Bentham was a radical and exhaustive utilitarianism. That principle, he thought, would provide all the answers but, as we have seen, even that apparently scientific and rationalist principle is indeterminate and cannot eliminate judicial interpretation in the course of applying law in particular cases. So what values do inform our criminal law ? (1)Subjectivism (mind); (2) Objectivism (harmful consequences) (3) A Synthesis of Subjectivism and Objectivism ? [See, further Tur, "Synthesis ..." pp 213-214] Subjectivism is frequently presented as morally compelling, locking criminal liability into the favoured conceptual apparatus of consciousness, choice and control. Objectivism is frequently stigmatised as random and unfair, visiting liability for harmful consequences on those who did not choose nor could control outcomes that they did not contemplate.



In discussing the issue of what values should inform a criminal code, and especially the opposition of subjectivism and objectivism, I invoke the concept of "moral luck" and here I rely on Nagel's chapter on "Moral Luck" in his book Mortal Questions (1979) pp 24-38 and more directly upon my own article on "Criminal Law and Legal Theory" at pp 210-211: Nagel observes that "...it is intuitively plausible that people cannot be morally assessed for what is not their fault, or for what is due to factors beyond their control". Of course this makes sense in the case of insanity, automatism or involuntary movement but the range of factors over which one has no control is obviously wider than such clear instances of total lack of control. Nagel identifies four classes of situation in which the agent might plausibly be regarded as lacking control. These are -

constitutive luck - the kind of person one is; contemporary circumstantial luck - the kind of circumstances in which one is placed; antecedent circumstantial luck - the kind of circumstances which led up to the situation one faces; and consequential luck - the way things turn out.

_ _ _ _ _

◆ **Set of tasks**:
**1)** In the criminal law excerpt, reproduce the wording between "constitutive luck - the" and "things turn out.", inclusive.
**2)** Condense the paragraph of the criminal law excerpt that begins "Bentham was a radical and exhaustive utilitarianism" into a shorter version that keeps its main points.
**3)** Carry the criminal law excerpt forward, starting after its list of Nagel's four kinds of luck.
The lines after the criminal law excerpt aren't needed for any of this.

◆ **Recorded information**:
_ _ _ _ _

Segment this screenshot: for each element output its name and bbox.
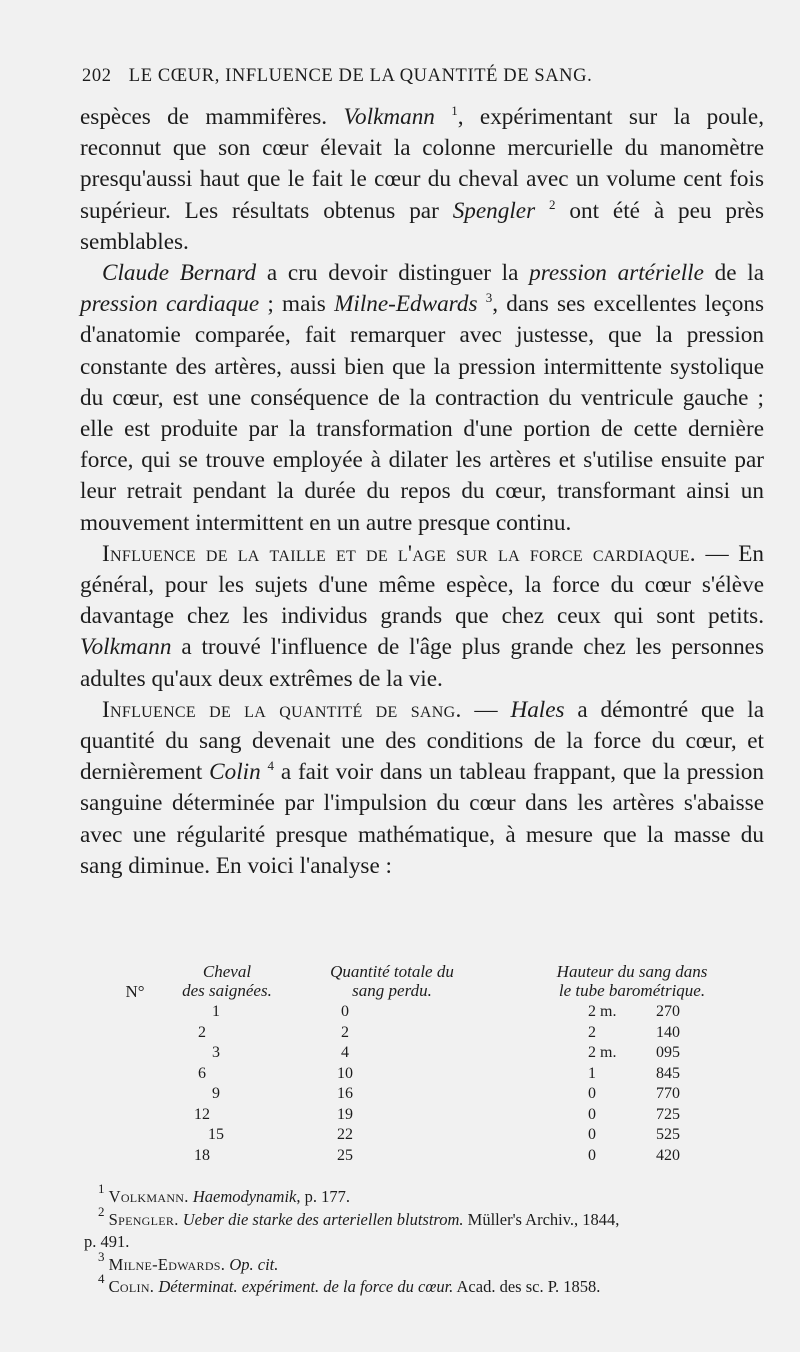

_ _ _ _ _

◆ **Answers**:
**1)**
constitutive luck - the kind of person one is; contemporary circumstantial luck - the kind of circumstances in which one is placed; antecedent circumstantial luck - the kind of circumstances which led up to the situation one faces; and consequential luck - the way things turn out.

**2)** Bentham's radical, exhaustive utilitarianism was meant to supply every answer. Yet even that principle is indeterminate and cannot remove judicial interpretation when law is applied to particular cases. So what values inform criminal law? The options are subjectivism (mind), objectivism (harmful consequences), or a synthesis of the two. Subjectivism is often presented as morally compelling, tying liability to consciousness, choice and control. Objectivism is often stigmatized as random and unfair, because it imposes liability for harmful consequences on people who neither chose nor could control outcomes they did not contemplate.

**3)**
These categories of luck threaten the very notion of moral responsibility in that if the precondition of control is consistently applied we would be disbarred from making the wide range of moral judgments that we find it entirely natural to make. Nagel offers several examples: "Whether we succeed or fail in what we try to do nearly always depends to some extent on factors beyond our control. This is true of murder, altruism, revolution the sacrifice of certain interests for the sake of others - almost any morally important act. What has been done, and what is morally judged, is partly determined by external factors. However jewel-like the good will may be in its own right, there is a morally significant difference between rescuing someone from a burning building and dropping him from a twelfth storey window while trying to rescue him. Similarly there is a morally significant difference between reckless driving and manslaughter. But whether a reckless driver hits a pedestrian depends upon the presence of the pedestrian at the point where he recklessly passes a red light."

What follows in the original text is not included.